— start of DATA TO PROCESS —

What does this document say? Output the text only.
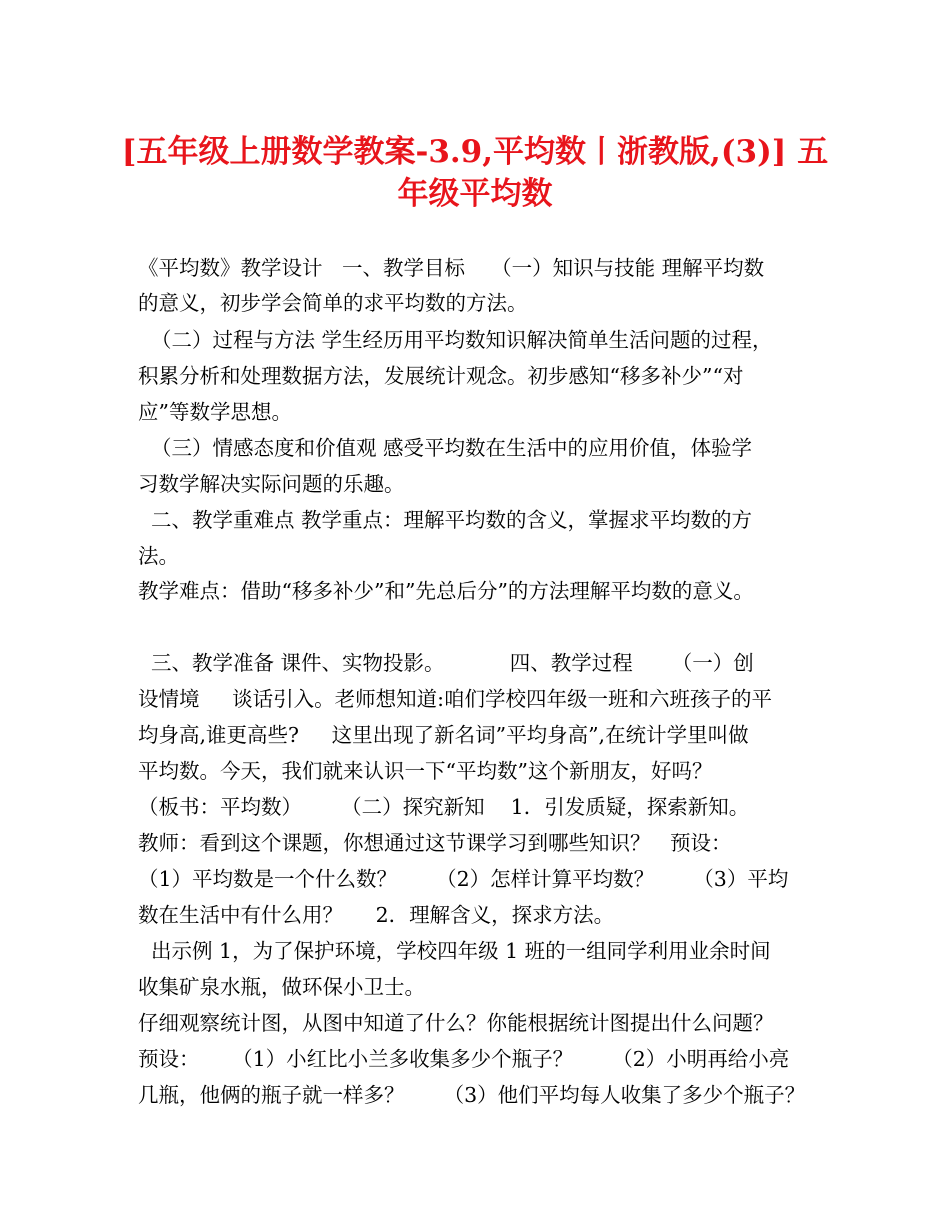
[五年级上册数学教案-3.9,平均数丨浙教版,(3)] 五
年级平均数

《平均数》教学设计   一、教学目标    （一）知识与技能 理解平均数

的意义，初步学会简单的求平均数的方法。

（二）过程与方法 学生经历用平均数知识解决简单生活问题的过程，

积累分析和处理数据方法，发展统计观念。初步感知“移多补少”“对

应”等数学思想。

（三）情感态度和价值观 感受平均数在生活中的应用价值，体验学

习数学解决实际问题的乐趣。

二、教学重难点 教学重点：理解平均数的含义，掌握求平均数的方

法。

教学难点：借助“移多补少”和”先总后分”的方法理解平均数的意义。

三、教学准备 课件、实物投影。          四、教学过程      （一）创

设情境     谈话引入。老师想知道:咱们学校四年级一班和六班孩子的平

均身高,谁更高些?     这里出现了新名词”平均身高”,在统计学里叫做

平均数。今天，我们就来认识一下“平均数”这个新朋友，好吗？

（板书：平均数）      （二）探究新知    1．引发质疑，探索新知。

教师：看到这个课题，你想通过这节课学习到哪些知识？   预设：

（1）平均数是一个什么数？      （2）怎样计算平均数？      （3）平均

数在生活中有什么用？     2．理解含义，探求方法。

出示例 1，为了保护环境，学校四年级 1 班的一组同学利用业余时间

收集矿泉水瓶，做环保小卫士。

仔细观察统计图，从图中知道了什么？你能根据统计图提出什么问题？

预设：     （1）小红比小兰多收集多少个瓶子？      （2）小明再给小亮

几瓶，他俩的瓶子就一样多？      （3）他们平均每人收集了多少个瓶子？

— end of DATA TO PROCESS —
— start of DATA TO PROCESS —

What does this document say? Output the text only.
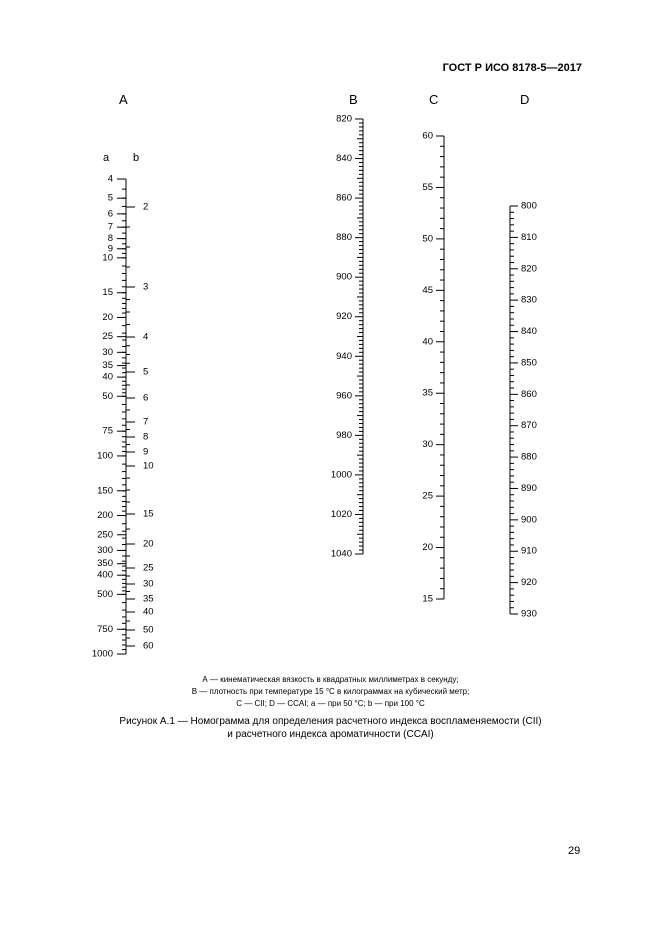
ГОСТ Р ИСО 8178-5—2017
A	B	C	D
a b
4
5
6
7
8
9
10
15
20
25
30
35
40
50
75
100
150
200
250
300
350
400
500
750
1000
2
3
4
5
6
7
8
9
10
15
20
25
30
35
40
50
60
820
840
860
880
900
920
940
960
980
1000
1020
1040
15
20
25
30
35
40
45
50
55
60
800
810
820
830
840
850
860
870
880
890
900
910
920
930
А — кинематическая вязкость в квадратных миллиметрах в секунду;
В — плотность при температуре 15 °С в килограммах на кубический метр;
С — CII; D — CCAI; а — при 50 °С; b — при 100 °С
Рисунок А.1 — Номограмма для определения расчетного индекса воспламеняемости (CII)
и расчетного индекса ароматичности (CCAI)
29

— end of DATA TO PROCESS —

## WORK REQUIRED
Make a list of all lines in the data that contain "CCAI".

## THE RESPONSE
С — CII; D — CCAI; а — при 50 °С; b — при 100 °С
и расчетного индекса ароматичности (CCAI)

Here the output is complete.